_PROBLEM TO SOLVE_
Wherever a line holds the string "Loss", copy that line.

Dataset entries

========================================

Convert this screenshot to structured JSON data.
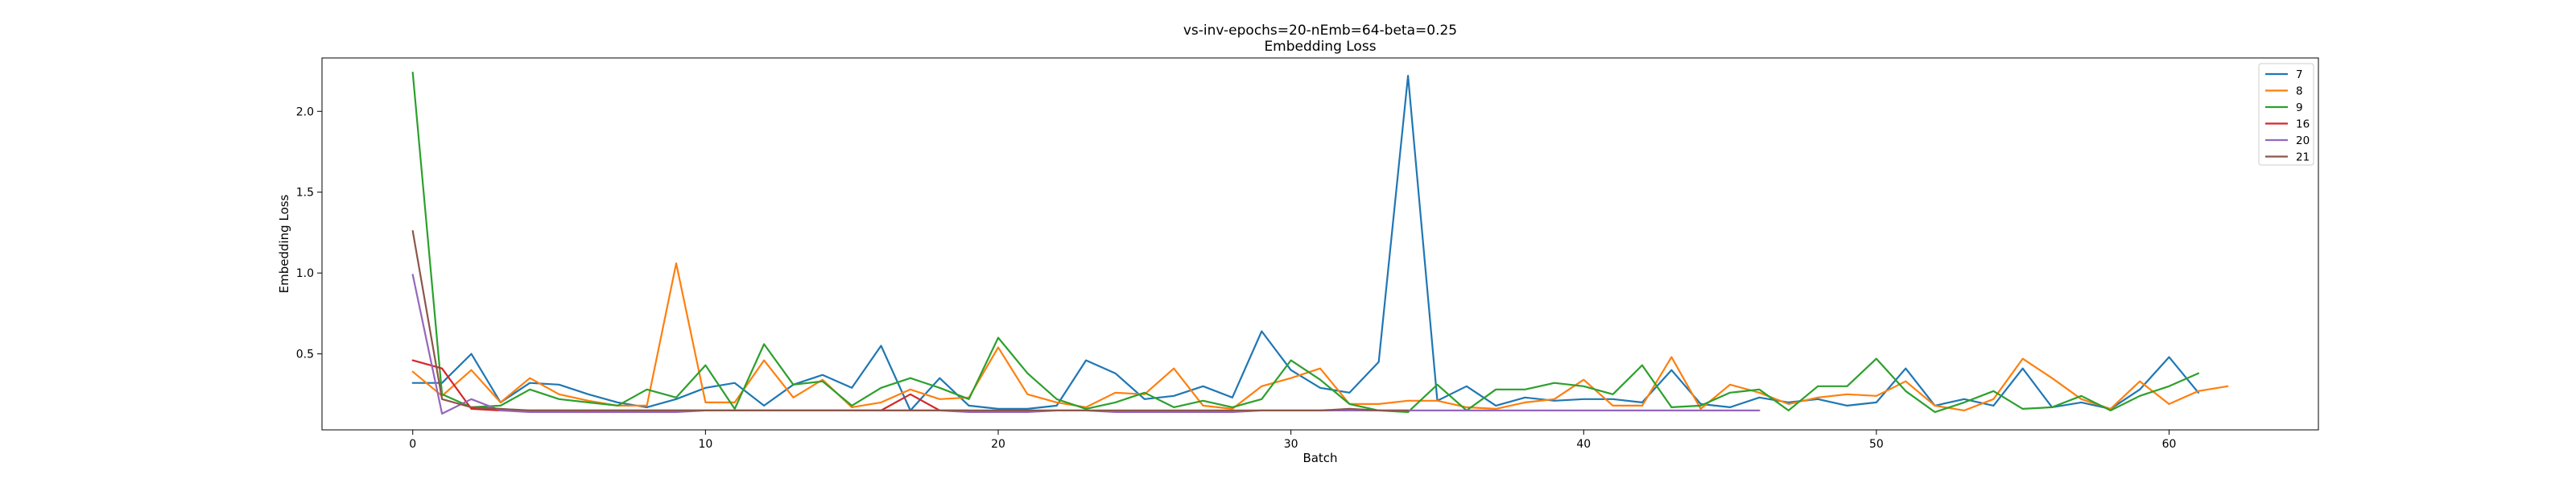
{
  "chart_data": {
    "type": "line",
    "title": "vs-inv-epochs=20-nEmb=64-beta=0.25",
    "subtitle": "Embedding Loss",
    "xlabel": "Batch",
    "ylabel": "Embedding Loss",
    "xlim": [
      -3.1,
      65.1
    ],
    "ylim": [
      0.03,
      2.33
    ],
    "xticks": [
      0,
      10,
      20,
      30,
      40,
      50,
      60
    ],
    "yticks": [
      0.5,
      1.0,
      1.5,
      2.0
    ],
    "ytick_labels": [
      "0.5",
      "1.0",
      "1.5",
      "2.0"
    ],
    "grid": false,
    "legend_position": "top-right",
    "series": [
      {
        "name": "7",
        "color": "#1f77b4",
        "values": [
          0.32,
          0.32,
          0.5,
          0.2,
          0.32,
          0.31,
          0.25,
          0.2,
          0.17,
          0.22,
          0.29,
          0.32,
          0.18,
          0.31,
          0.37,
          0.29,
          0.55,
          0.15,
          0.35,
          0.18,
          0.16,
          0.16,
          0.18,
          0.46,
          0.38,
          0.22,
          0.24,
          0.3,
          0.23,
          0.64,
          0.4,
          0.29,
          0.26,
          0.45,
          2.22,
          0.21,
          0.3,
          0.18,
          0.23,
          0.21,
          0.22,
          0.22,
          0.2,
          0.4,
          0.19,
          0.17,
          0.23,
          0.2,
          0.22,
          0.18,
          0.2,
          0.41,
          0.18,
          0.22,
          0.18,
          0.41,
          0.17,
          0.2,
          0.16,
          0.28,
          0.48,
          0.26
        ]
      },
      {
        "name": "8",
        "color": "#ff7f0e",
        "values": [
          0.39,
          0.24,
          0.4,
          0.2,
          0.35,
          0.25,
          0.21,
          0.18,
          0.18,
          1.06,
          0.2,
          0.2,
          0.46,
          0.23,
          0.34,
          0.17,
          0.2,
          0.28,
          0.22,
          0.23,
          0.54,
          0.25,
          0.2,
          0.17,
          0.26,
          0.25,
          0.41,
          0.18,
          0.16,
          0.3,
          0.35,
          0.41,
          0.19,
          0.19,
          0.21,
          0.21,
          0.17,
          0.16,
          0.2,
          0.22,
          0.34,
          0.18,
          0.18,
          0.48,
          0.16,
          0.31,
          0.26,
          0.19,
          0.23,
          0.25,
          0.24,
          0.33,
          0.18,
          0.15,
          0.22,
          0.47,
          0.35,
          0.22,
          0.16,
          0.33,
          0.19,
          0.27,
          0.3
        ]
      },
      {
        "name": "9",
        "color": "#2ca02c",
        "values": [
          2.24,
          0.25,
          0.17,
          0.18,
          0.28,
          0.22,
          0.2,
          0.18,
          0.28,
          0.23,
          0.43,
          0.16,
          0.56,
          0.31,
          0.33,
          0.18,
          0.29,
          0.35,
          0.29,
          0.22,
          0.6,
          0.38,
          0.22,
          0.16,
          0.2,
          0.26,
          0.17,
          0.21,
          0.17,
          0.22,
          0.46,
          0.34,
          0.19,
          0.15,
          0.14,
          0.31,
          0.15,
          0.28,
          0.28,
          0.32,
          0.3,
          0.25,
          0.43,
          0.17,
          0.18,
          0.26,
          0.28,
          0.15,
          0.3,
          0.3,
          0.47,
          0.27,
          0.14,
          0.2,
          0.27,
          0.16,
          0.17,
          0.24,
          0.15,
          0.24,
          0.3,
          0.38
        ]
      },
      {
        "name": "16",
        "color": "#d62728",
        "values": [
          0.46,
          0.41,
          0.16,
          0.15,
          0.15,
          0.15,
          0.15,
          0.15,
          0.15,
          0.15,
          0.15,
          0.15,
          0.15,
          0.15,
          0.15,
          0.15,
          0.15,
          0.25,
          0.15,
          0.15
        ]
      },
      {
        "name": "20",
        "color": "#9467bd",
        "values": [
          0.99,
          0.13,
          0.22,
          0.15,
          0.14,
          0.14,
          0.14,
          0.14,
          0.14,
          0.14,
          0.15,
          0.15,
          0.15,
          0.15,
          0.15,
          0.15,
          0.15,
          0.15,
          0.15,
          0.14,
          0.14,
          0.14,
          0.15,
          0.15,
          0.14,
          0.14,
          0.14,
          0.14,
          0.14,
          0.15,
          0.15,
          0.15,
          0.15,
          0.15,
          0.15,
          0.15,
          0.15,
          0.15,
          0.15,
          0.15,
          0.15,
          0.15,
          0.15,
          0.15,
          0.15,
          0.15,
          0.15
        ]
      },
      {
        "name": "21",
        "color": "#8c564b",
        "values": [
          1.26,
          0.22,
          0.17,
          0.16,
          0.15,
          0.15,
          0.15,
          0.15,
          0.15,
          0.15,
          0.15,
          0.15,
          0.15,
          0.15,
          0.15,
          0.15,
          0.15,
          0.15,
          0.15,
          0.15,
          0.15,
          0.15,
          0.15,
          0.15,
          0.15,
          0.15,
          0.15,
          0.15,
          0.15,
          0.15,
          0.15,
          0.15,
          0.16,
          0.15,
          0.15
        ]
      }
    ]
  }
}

========================================

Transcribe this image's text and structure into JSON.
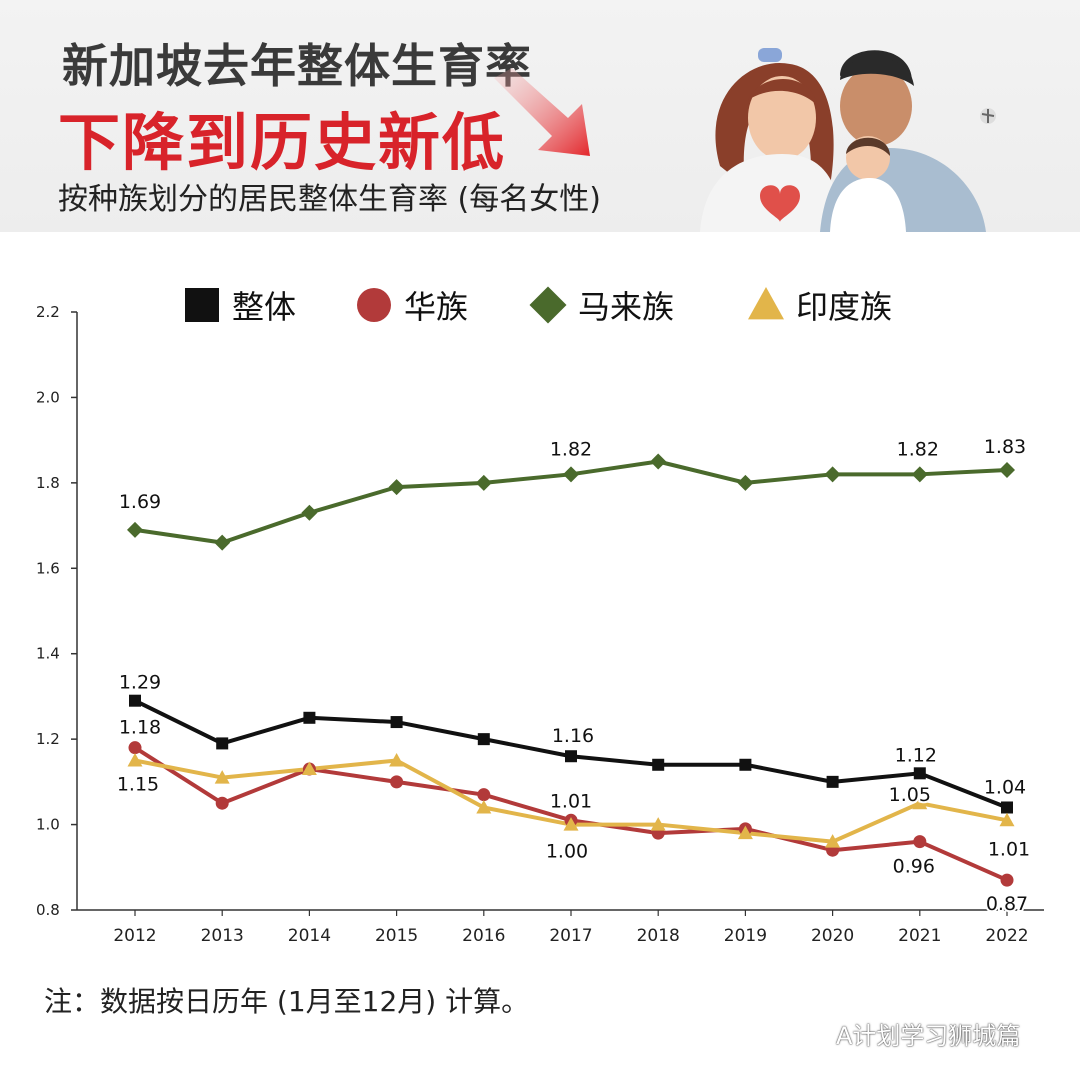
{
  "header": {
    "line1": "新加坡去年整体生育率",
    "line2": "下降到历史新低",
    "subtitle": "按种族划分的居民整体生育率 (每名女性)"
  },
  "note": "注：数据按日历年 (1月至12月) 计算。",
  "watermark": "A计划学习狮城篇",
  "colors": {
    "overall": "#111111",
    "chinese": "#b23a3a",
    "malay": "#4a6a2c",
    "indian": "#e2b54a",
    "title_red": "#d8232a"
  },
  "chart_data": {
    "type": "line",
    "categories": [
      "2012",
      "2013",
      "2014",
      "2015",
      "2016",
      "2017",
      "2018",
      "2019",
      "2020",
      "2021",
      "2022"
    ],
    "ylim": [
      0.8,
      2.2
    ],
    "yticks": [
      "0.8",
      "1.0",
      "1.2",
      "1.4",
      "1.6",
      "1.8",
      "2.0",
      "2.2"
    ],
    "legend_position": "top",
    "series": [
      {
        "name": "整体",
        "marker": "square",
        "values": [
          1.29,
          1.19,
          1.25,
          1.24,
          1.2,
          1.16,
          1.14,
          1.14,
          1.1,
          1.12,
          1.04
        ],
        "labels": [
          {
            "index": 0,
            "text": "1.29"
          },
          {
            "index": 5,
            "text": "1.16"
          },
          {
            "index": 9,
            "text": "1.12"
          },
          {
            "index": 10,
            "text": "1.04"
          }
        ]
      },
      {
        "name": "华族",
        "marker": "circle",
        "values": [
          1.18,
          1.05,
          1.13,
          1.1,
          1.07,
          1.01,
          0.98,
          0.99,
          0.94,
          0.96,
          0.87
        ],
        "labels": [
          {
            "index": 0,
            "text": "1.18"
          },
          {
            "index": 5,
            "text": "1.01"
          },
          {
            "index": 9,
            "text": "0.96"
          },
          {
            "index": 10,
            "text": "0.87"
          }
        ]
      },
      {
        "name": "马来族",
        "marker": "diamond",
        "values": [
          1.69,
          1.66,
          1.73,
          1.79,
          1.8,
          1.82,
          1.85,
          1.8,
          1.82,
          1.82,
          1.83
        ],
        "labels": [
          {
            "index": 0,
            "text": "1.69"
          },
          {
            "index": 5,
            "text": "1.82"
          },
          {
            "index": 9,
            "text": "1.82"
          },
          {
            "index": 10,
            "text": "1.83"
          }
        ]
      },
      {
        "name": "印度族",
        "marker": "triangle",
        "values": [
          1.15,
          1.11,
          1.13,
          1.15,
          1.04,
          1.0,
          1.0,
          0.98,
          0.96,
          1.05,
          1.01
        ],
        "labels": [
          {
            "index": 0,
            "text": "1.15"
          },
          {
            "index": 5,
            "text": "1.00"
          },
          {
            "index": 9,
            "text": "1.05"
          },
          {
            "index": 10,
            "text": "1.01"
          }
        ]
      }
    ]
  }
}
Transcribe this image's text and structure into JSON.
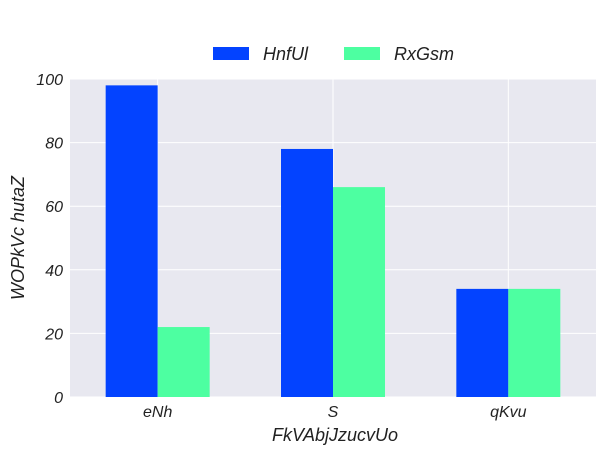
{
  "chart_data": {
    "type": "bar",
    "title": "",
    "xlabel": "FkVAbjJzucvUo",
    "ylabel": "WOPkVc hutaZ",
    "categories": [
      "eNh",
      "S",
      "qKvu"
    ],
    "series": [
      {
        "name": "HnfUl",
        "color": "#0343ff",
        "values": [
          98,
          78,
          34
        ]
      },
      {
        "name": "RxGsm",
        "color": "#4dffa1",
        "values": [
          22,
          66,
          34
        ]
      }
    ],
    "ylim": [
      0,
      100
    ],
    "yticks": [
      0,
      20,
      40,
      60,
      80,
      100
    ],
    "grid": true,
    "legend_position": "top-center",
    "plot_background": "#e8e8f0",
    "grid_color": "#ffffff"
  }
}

========================================

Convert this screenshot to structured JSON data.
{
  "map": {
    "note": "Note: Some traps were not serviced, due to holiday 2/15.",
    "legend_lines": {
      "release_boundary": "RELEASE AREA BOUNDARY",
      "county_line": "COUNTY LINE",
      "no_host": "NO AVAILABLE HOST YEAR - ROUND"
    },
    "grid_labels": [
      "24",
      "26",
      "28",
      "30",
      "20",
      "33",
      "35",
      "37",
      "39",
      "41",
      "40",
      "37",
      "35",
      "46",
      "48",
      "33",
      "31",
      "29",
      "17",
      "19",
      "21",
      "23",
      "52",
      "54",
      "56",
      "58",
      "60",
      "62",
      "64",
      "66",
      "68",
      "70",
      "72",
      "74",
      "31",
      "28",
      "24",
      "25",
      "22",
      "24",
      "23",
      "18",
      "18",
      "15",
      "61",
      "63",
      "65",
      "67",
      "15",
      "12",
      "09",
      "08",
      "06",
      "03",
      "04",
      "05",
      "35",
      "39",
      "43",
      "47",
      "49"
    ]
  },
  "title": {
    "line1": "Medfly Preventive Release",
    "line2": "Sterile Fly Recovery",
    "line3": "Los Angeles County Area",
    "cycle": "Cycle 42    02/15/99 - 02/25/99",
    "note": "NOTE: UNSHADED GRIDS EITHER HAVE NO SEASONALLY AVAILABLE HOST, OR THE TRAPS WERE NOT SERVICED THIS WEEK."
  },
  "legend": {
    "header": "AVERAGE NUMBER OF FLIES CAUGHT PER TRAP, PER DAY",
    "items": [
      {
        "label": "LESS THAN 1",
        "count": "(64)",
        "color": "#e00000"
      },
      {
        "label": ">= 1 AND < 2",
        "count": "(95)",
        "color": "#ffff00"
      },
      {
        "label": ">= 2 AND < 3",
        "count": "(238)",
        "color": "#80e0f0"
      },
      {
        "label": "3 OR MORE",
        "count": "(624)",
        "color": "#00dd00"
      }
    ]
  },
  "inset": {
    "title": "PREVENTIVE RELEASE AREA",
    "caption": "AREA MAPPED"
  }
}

========================================

_RESPONSE FOR THIS EXERCISE_
    "subtitle": "Embedding Loss",
    "ylabel": "Embedding Loss",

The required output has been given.